Data records:
—————
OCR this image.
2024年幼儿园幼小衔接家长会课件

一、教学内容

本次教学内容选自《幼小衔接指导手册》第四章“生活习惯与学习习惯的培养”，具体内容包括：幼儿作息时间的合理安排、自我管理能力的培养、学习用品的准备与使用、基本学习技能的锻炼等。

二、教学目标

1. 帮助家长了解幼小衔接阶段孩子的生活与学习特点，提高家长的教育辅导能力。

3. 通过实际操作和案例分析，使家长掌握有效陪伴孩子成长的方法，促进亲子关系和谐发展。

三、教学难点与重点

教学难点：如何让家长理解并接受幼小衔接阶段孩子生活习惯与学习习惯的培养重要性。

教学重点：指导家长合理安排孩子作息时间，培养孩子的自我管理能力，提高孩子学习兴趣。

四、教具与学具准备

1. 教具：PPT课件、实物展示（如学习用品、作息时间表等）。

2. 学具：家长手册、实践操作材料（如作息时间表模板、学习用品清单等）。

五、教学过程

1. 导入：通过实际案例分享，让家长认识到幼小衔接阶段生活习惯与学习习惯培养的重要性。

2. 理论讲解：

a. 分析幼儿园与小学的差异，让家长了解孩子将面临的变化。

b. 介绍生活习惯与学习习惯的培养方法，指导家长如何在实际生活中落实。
—————
=== THE TASK ===
Copy all data exactly, start to finish.

=== ANSWER FOR THIS EXERCISE ===
OCR this image.
2024年幼儿园幼小衔接家长会课件

一、教学内容

本次教学内容选自《幼小衔接指导手册》第四章“生活习惯与学习习惯的培养”，具体内容包括：幼儿作息时间的合理安排、自我管理能力的培养、学习用品的准备与使用、基本学习技能的锻炼等。

二、教学目标

1. 帮助家长了解幼小衔接阶段孩子的生活与学习特点，提高家长的教育辅导能力。

3. 通过实际操作和案例分析，使家长掌握有效陪伴孩子成长的方法，促进亲子关系和谐发展。

三、教学难点与重点

教学难点：如何让家长理解并接受幼小衔接阶段孩子生活习惯与学习习惯的培养重要性。

教学重点：指导家长合理安排孩子作息时间，培养孩子的自我管理能力，提高孩子学习兴趣。

四、教具与学具准备

1. 教具：PPT课件、实物展示（如学习用品、作息时间表等）。

2. 学具：家长手册、实践操作材料（如作息时间表模板、学习用品清单等）。

五、教学过程

1. 导入：通过实际案例分享，让家长认识到幼小衔接阶段生活习惯与学习习惯培养的重要性。

2. 理论讲解：

a. 分析幼儿园与小学的差异，让家长了解孩子将面临的变化。

b. 介绍生活习惯与学习习惯的培养方法，指导家长如何在实际生活中落实。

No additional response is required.